▶ Set problem
Below are the entries; count the lines in them that contain the word "hospital" and give only the number.

▶ Records for this task
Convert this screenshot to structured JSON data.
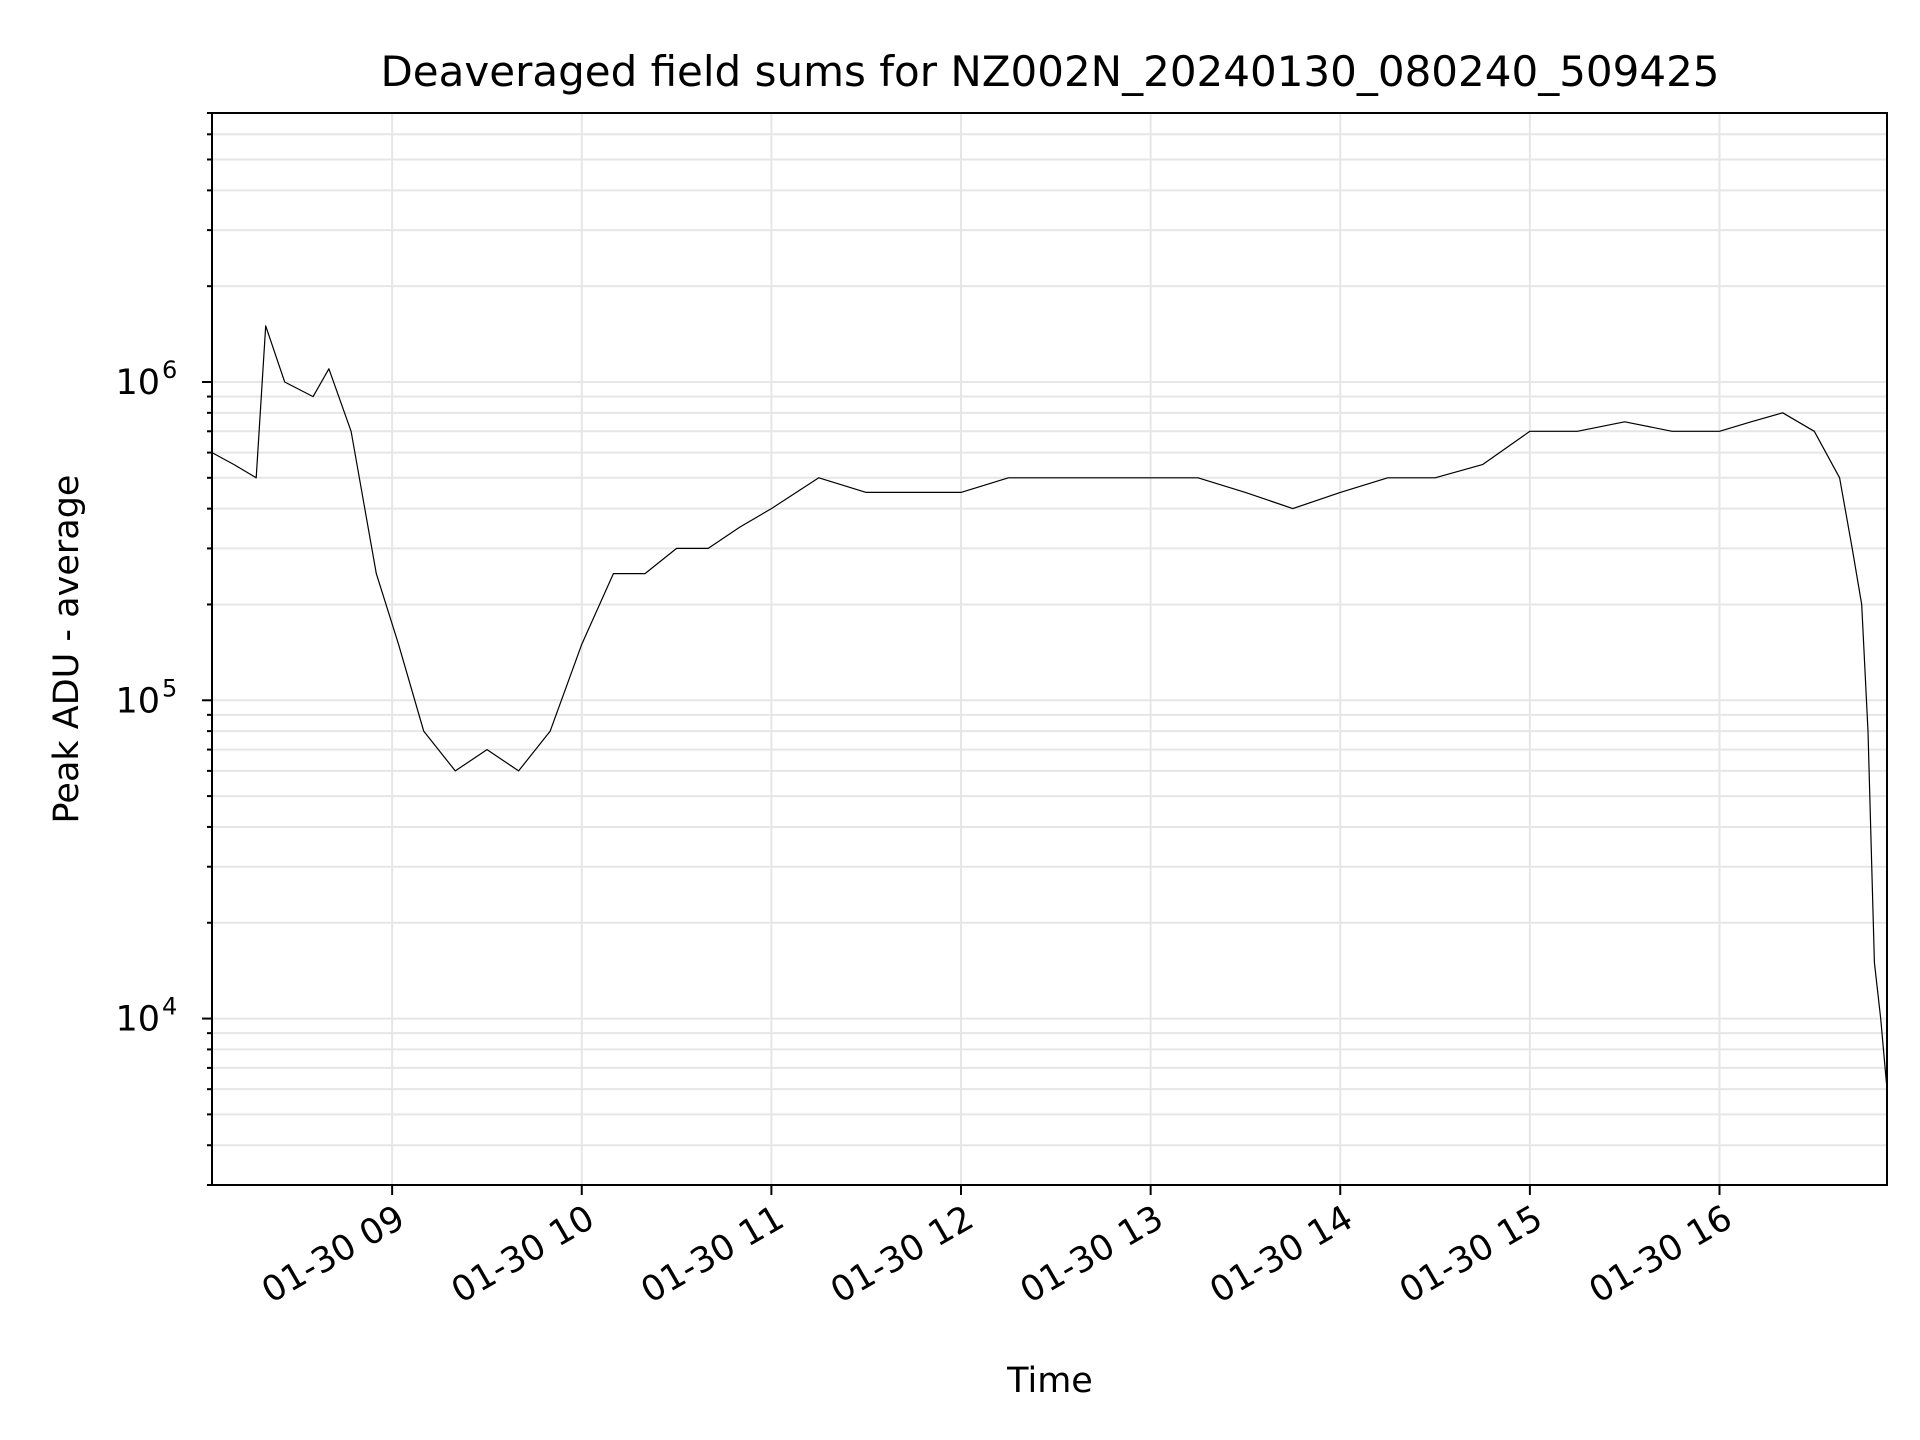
{
  "chart_data": {
    "type": "line",
    "title": "Deaveraged field sums for NZ002N_20240130_080240_509425",
    "xlabel": "Time",
    "ylabel": "Peak ADU - average",
    "xlim": [
      "2024-01-30 08:03",
      "2024-01-30 16:53"
    ],
    "ylim": [
      3000,
      7000000
    ],
    "yscale": "log",
    "grid": true,
    "line_color": "#000000",
    "x_ticks": [
      {
        "value": "2024-01-30 09:00",
        "label": "01-30 09"
      },
      {
        "value": "2024-01-30 10:00",
        "label": "01-30 10"
      },
      {
        "value": "2024-01-30 11:00",
        "label": "01-30 11"
      },
      {
        "value": "2024-01-30 12:00",
        "label": "01-30 12"
      },
      {
        "value": "2024-01-30 13:00",
        "label": "01-30 13"
      },
      {
        "value": "2024-01-30 14:00",
        "label": "01-30 14"
      },
      {
        "value": "2024-01-30 15:00",
        "label": "01-30 15"
      },
      {
        "value": "2024-01-30 16:00",
        "label": "01-30 16"
      }
    ],
    "y_ticks": [
      {
        "value": 10000,
        "base": "10",
        "exp": "4"
      },
      {
        "value": 100000,
        "base": "10",
        "exp": "5"
      },
      {
        "value": 1000000,
        "base": "10",
        "exp": "6"
      }
    ],
    "series": [
      {
        "x": [
          "2024-01-30 08:03",
          "2024-01-30 08:10",
          "2024-01-30 08:17",
          "2024-01-30 08:20",
          "2024-01-30 08:26",
          "2024-01-30 08:35",
          "2024-01-30 08:40",
          "2024-01-30 08:47",
          "2024-01-30 08:55",
          "2024-01-30 09:02",
          "2024-01-30 09:10",
          "2024-01-30 09:20",
          "2024-01-30 09:30",
          "2024-01-30 09:40",
          "2024-01-30 09:50",
          "2024-01-30 10:00",
          "2024-01-30 10:10",
          "2024-01-30 10:20",
          "2024-01-30 10:30",
          "2024-01-30 10:40",
          "2024-01-30 10:50",
          "2024-01-30 11:00",
          "2024-01-30 11:15",
          "2024-01-30 11:30",
          "2024-01-30 11:45",
          "2024-01-30 12:00",
          "2024-01-30 12:15",
          "2024-01-30 12:30",
          "2024-01-30 12:45",
          "2024-01-30 13:00",
          "2024-01-30 13:15",
          "2024-01-30 13:30",
          "2024-01-30 13:45",
          "2024-01-30 14:00",
          "2024-01-30 14:15",
          "2024-01-30 14:30",
          "2024-01-30 14:45",
          "2024-01-30 15:00",
          "2024-01-30 15:15",
          "2024-01-30 15:30",
          "2024-01-30 15:45",
          "2024-01-30 16:00",
          "2024-01-30 16:10",
          "2024-01-30 16:20",
          "2024-01-30 16:30",
          "2024-01-30 16:38",
          "2024-01-30 16:42",
          "2024-01-30 16:45",
          "2024-01-30 16:47",
          "2024-01-30 16:49",
          "2024-01-30 16:51",
          "2024-01-30 16:53"
        ],
        "y": [
          600000,
          550000,
          500000,
          1500000,
          1000000,
          900000,
          1100000,
          700000,
          250000,
          150000,
          80000,
          60000,
          70000,
          60000,
          80000,
          150000,
          250000,
          250000,
          300000,
          300000,
          350000,
          400000,
          500000,
          450000,
          450000,
          450000,
          500000,
          500000,
          500000,
          500000,
          500000,
          450000,
          400000,
          450000,
          500000,
          500000,
          550000,
          700000,
          700000,
          750000,
          700000,
          700000,
          750000,
          800000,
          700000,
          500000,
          300000,
          200000,
          80000,
          15000,
          10000,
          6000
        ]
      }
    ]
  }
}
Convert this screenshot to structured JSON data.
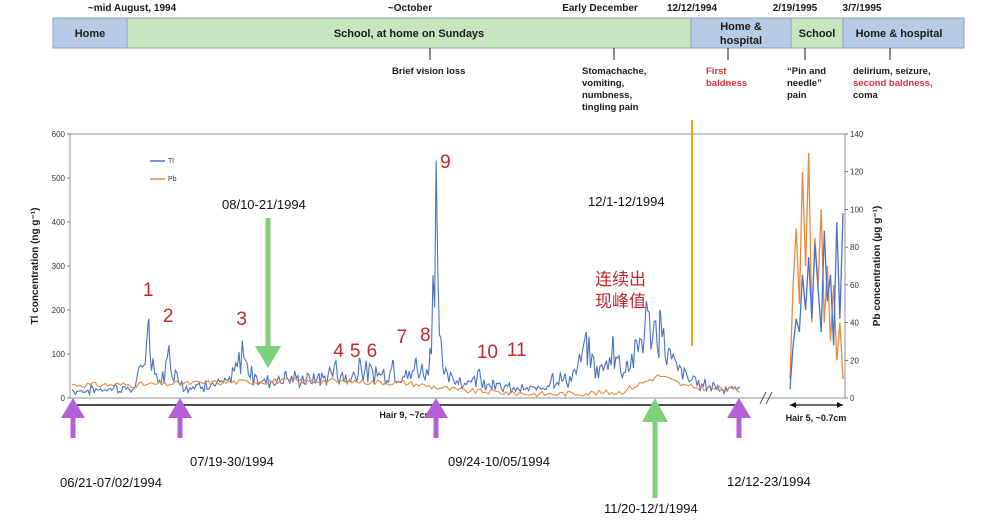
{
  "timeline": {
    "segments": [
      {
        "label": "Home",
        "color": "#b7cbe6"
      },
      {
        "label": "School, at home on Sundays",
        "color": "#c7e5bf"
      },
      {
        "label": "Home &",
        "label2": "hospital",
        "color": "#b7cbe6"
      },
      {
        "label": "School",
        "color": "#c7e5bf"
      },
      {
        "label": "Home & hospital",
        "color": "#b7cbe6"
      }
    ],
    "dates": [
      "~mid August, 1994",
      "~October",
      "Early December",
      "12/12/1994",
      "2/19/1995",
      "3/7/1995"
    ],
    "events": [
      {
        "lines": [
          "Brief vision loss"
        ],
        "color": "#1a1a1a"
      },
      {
        "lines": [
          "Stomachache,",
          "vomiting,",
          "numbness,",
          "tingling pain"
        ],
        "color": "#1a1a1a"
      },
      {
        "lines": [
          "First",
          "baldness"
        ],
        "color": "#e0303a"
      },
      {
        "lines": [
          "“Pin and",
          "needle”",
          "pain"
        ],
        "color": "#1a1a1a"
      },
      {
        "lines": [
          "delirium, seizure,",
          "second baldness,",
          "coma"
        ],
        "color": "#1a1a1a",
        "red_line": 1
      }
    ]
  },
  "chart_data": {
    "type": "line",
    "ylabel": "Tl concentration (ng g⁻¹)",
    "y2label": "Pb concentration (µg g⁻¹)",
    "ylim": [
      0,
      600
    ],
    "y2lim": [
      0,
      140
    ],
    "yticks": [
      0,
      100,
      200,
      300,
      400,
      500,
      600
    ],
    "y2ticks": [
      0,
      20,
      40,
      60,
      80,
      100,
      120,
      140
    ],
    "legend": {
      "placement": "top-left",
      "entries": [
        "Tl",
        "Pb"
      ]
    },
    "series": [
      {
        "name": "Tl",
        "color": "#4a72c4",
        "axis": "left"
      },
      {
        "name": "Pb",
        "color": "#e88a3c",
        "axis": "right"
      }
    ],
    "segments": [
      "Hair 9, ~7cm",
      "Hair 5, ~0.7cm"
    ],
    "tl_hair9_peaks": [
      {
        "pos": 0.0,
        "value": 20
      },
      {
        "pos": 0.03,
        "value": 25
      },
      {
        "pos": 0.065,
        "value": 30
      },
      {
        "pos": 0.095,
        "value": 28
      },
      {
        "pos": 0.115,
        "value": 180
      },
      {
        "pos": 0.13,
        "value": 35
      },
      {
        "pos": 0.145,
        "value": 120
      },
      {
        "pos": 0.165,
        "value": 35
      },
      {
        "pos": 0.2,
        "value": 40
      },
      {
        "pos": 0.235,
        "value": 45
      },
      {
        "pos": 0.255,
        "value": 130
      },
      {
        "pos": 0.275,
        "value": 50
      },
      {
        "pos": 0.32,
        "value": 60
      },
      {
        "pos": 0.37,
        "value": 55
      },
      {
        "pos": 0.395,
        "value": 85
      },
      {
        "pos": 0.41,
        "value": 50
      },
      {
        "pos": 0.43,
        "value": 90
      },
      {
        "pos": 0.455,
        "value": 70
      },
      {
        "pos": 0.48,
        "value": 85
      },
      {
        "pos": 0.505,
        "value": 60
      },
      {
        "pos": 0.515,
        "value": 90
      },
      {
        "pos": 0.535,
        "value": 80
      },
      {
        "pos": 0.545,
        "value": 540
      },
      {
        "pos": 0.555,
        "value": 70
      },
      {
        "pos": 0.58,
        "value": 45
      },
      {
        "pos": 0.61,
        "value": 65
      },
      {
        "pos": 0.63,
        "value": 40
      },
      {
        "pos": 0.65,
        "value": 30
      },
      {
        "pos": 0.69,
        "value": 25
      },
      {
        "pos": 0.72,
        "value": 55
      },
      {
        "pos": 0.75,
        "value": 60
      },
      {
        "pos": 0.77,
        "value": 150
      },
      {
        "pos": 0.79,
        "value": 70
      },
      {
        "pos": 0.81,
        "value": 140
      },
      {
        "pos": 0.83,
        "value": 80
      },
      {
        "pos": 0.86,
        "value": 220
      },
      {
        "pos": 0.88,
        "value": 200
      },
      {
        "pos": 0.9,
        "value": 100
      },
      {
        "pos": 0.93,
        "value": 50
      },
      {
        "pos": 0.96,
        "value": 35
      },
      {
        "pos": 1.0,
        "value": 25
      }
    ],
    "pb_hair9_profile": [
      {
        "pos": 0.0,
        "value": 7
      },
      {
        "pos": 0.1,
        "value": 7
      },
      {
        "pos": 0.2,
        "value": 8
      },
      {
        "pos": 0.3,
        "value": 9
      },
      {
        "pos": 0.4,
        "value": 9
      },
      {
        "pos": 0.5,
        "value": 8
      },
      {
        "pos": 0.58,
        "value": 4
      },
      {
        "pos": 0.7,
        "value": 2
      },
      {
        "pos": 0.82,
        "value": 3
      },
      {
        "pos": 0.88,
        "value": 12
      },
      {
        "pos": 0.92,
        "value": 6
      },
      {
        "pos": 1.0,
        "value": 4
      }
    ],
    "hair5": {
      "tl": [
        20,
        120,
        180,
        150,
        280,
        200,
        320,
        180,
        350,
        250,
        150,
        380,
        220,
        280,
        120,
        400,
        180,
        420
      ],
      "pb": [
        10,
        60,
        90,
        50,
        120,
        70,
        130,
        40,
        85,
        60,
        100,
        40,
        70,
        30,
        60,
        20,
        40,
        10
      ]
    },
    "peak_labels": [
      {
        "label": "1",
        "pos": 0.115
      },
      {
        "label": "2",
        "pos": 0.145
      },
      {
        "label": "3",
        "pos": 0.255
      },
      {
        "label": "4",
        "pos": 0.4
      },
      {
        "label": "5",
        "pos": 0.425
      },
      {
        "label": "6",
        "pos": 0.45
      },
      {
        "label": "7",
        "pos": 0.495
      },
      {
        "label": "8",
        "pos": 0.53
      },
      {
        "label": "9",
        "pos": 0.56
      },
      {
        "label": "10",
        "pos": 0.615
      },
      {
        "label": "11",
        "pos": 0.66
      }
    ],
    "annotations": {
      "green_arrows": [
        "08/10-21/1994",
        "11/20-12/1/1994"
      ],
      "purple_arrows": [
        "06/21-07/02/1994",
        "07/19-30/1994",
        "09/24-10/05/1994",
        "12/12-23/1994"
      ],
      "orange_marker": "12/1-12/1994",
      "cn_note_lines": [
        "连续出",
        "现峰值"
      ]
    }
  }
}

▶ Expected answer
2